Find every line containing the word "camcorder" in the records below; report only how many there are.

### Stored data entries
╭──

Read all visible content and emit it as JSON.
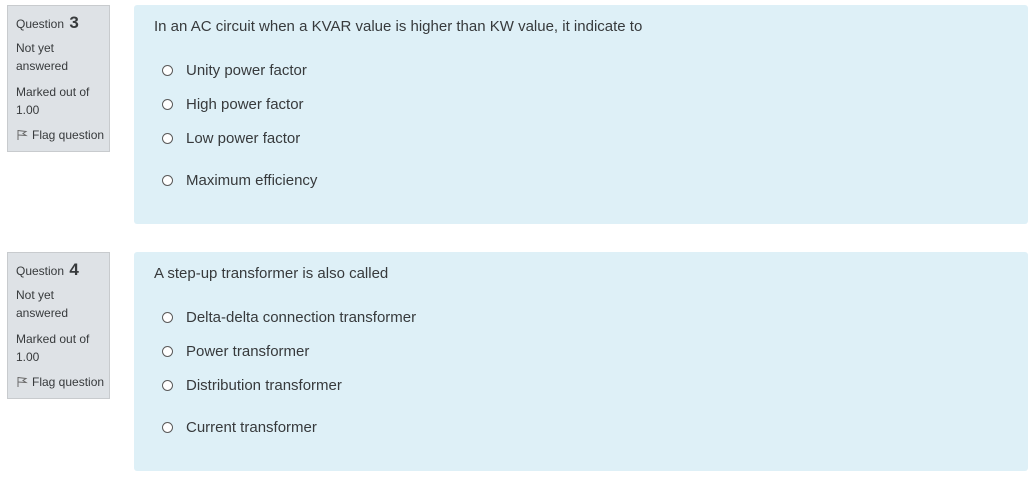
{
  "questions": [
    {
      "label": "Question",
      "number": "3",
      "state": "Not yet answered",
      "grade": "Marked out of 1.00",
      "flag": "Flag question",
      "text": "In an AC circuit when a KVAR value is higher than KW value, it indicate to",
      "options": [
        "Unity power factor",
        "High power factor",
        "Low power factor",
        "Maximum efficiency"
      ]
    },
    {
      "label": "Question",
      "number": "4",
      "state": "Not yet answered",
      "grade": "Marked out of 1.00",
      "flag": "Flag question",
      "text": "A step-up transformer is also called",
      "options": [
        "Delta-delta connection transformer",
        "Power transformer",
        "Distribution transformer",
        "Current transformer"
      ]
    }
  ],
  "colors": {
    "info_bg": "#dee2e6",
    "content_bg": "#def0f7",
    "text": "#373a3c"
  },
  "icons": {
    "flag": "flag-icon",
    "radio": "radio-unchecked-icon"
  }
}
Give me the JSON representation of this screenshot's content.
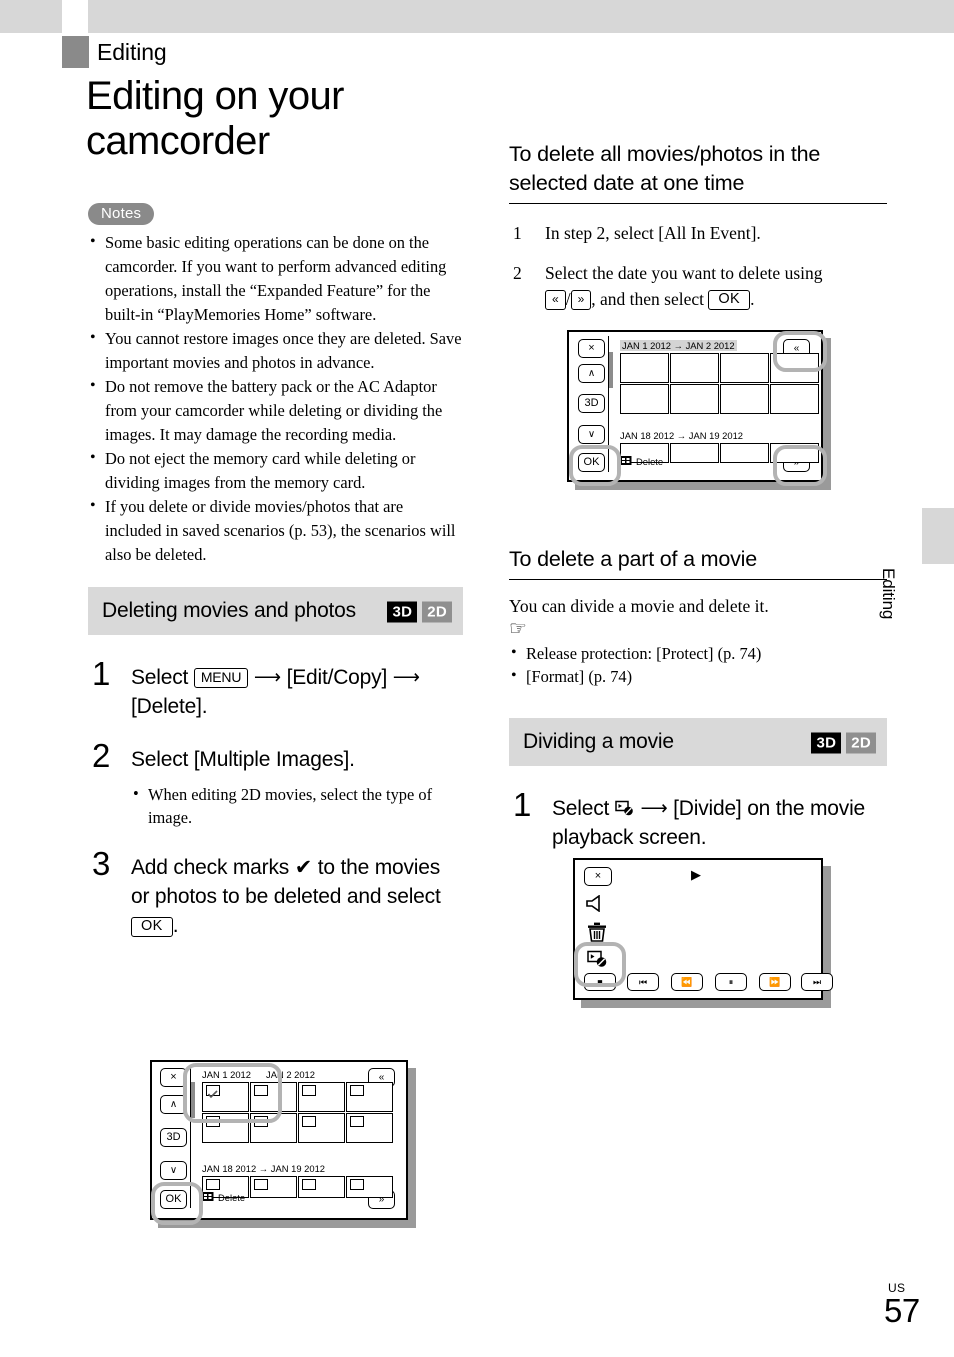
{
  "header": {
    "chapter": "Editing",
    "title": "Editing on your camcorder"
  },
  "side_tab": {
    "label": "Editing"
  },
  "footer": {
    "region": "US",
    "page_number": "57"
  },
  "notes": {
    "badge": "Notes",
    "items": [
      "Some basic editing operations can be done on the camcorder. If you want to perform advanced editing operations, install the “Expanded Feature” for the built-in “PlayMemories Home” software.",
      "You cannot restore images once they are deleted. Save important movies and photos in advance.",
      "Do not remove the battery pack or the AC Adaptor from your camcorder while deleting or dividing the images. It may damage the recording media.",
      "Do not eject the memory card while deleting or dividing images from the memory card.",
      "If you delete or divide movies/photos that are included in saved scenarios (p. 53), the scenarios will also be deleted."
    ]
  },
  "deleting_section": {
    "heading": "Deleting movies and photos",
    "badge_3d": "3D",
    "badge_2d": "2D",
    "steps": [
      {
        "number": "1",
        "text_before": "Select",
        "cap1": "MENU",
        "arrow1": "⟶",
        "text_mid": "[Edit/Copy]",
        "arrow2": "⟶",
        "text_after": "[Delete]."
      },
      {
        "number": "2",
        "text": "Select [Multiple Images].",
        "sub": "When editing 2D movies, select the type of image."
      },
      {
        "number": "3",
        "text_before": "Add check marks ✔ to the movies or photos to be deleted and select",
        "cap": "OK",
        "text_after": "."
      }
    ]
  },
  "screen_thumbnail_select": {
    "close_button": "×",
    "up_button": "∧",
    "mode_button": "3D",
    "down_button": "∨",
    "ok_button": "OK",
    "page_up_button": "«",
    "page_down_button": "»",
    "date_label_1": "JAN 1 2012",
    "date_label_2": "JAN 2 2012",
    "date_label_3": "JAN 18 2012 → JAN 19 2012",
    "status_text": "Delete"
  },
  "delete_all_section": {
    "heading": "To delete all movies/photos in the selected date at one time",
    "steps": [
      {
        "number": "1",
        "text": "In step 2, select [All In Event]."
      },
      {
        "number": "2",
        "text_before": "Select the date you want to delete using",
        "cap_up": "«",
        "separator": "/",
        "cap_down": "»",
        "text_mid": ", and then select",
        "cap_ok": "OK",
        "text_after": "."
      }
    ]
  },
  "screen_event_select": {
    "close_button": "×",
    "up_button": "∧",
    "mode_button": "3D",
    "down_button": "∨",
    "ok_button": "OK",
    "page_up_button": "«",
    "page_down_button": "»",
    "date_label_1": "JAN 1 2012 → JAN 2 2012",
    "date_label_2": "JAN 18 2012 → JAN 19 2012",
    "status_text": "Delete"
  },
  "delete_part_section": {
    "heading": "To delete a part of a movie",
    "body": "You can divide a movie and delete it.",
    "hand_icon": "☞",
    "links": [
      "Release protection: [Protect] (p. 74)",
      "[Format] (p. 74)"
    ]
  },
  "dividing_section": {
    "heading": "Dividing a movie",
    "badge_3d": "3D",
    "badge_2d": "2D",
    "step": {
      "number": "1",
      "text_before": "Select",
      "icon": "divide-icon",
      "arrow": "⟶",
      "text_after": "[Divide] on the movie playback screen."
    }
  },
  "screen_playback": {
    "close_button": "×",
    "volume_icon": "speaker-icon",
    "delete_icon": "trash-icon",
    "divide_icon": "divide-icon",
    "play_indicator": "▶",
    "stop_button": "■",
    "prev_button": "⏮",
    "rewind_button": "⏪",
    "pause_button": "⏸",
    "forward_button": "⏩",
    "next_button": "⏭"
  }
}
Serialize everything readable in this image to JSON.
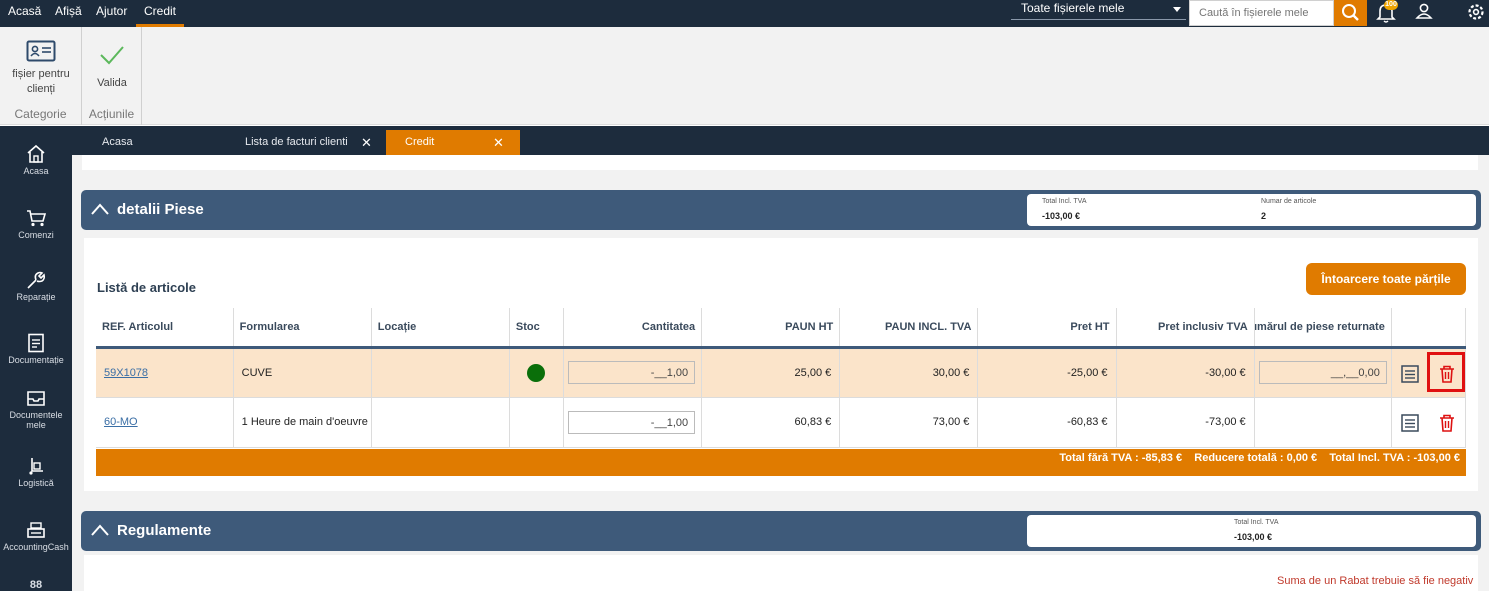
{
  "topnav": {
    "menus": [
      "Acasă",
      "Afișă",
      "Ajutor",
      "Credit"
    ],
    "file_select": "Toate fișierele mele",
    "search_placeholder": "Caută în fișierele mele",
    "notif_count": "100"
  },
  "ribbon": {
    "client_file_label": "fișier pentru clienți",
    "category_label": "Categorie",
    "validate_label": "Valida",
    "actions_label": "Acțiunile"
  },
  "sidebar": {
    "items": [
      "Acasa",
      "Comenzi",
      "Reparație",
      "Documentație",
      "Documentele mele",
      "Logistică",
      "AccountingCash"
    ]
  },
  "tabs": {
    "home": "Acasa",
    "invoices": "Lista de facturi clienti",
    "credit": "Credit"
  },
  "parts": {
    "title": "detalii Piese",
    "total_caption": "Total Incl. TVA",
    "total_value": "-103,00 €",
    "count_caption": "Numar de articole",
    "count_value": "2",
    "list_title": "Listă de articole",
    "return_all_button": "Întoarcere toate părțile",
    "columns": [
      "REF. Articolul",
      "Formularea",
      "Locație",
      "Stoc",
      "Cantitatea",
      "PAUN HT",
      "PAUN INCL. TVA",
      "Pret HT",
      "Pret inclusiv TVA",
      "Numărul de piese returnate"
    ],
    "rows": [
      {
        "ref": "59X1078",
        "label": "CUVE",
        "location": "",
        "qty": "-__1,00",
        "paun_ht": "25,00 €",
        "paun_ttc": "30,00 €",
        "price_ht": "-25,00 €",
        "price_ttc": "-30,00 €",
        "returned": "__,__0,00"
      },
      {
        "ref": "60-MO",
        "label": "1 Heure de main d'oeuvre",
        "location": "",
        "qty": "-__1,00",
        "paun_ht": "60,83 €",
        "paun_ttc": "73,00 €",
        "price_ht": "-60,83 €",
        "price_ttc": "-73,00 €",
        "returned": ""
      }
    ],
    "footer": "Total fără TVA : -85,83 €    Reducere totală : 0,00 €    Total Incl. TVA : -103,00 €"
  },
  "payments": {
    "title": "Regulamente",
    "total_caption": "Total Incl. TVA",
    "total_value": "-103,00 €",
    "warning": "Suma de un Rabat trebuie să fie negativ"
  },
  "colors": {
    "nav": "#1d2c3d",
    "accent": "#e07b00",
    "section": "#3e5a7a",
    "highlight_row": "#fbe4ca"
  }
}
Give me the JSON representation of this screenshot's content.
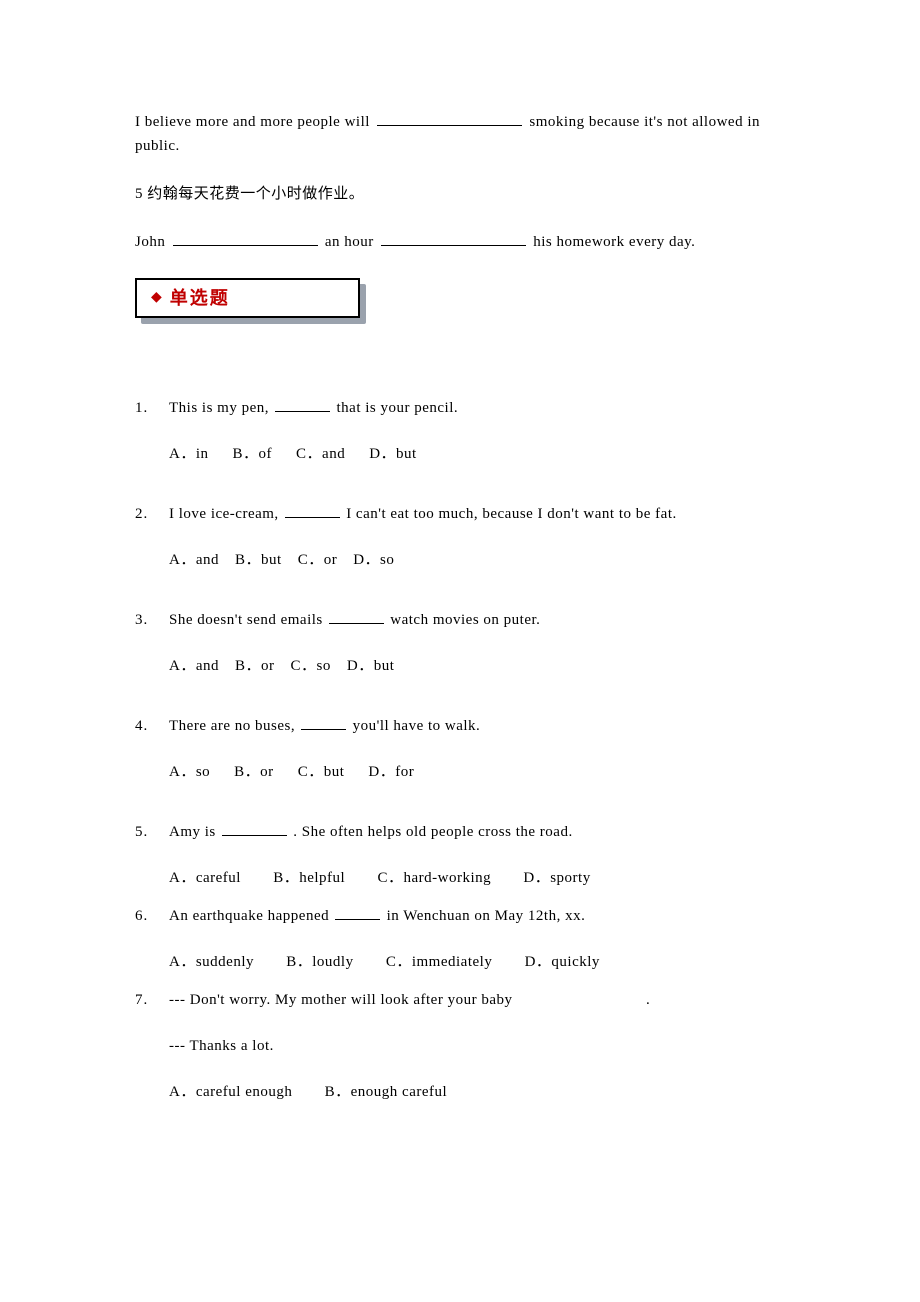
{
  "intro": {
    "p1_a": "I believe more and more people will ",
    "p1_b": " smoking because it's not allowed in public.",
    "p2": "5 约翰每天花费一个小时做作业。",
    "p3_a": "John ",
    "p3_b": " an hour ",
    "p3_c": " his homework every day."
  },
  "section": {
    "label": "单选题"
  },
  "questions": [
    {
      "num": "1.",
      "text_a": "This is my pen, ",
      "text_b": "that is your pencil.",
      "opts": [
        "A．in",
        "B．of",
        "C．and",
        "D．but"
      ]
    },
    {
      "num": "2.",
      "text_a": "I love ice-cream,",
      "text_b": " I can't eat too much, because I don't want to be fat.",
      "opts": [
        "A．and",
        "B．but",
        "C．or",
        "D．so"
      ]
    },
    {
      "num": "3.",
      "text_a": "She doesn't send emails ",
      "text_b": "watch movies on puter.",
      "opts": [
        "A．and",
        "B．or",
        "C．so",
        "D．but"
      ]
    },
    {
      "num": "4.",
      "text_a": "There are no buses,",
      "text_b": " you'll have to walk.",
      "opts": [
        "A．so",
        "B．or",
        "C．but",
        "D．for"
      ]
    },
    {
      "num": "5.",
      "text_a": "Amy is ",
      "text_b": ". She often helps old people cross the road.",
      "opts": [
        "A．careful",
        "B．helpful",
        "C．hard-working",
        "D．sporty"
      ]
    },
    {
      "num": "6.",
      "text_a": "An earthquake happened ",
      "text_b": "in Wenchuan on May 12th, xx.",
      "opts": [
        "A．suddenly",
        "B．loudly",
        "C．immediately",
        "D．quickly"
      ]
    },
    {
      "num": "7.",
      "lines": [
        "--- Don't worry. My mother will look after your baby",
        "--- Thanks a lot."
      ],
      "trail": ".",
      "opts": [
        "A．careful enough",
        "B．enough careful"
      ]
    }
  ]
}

╰──

### RESULT OF THE EXERCISE
3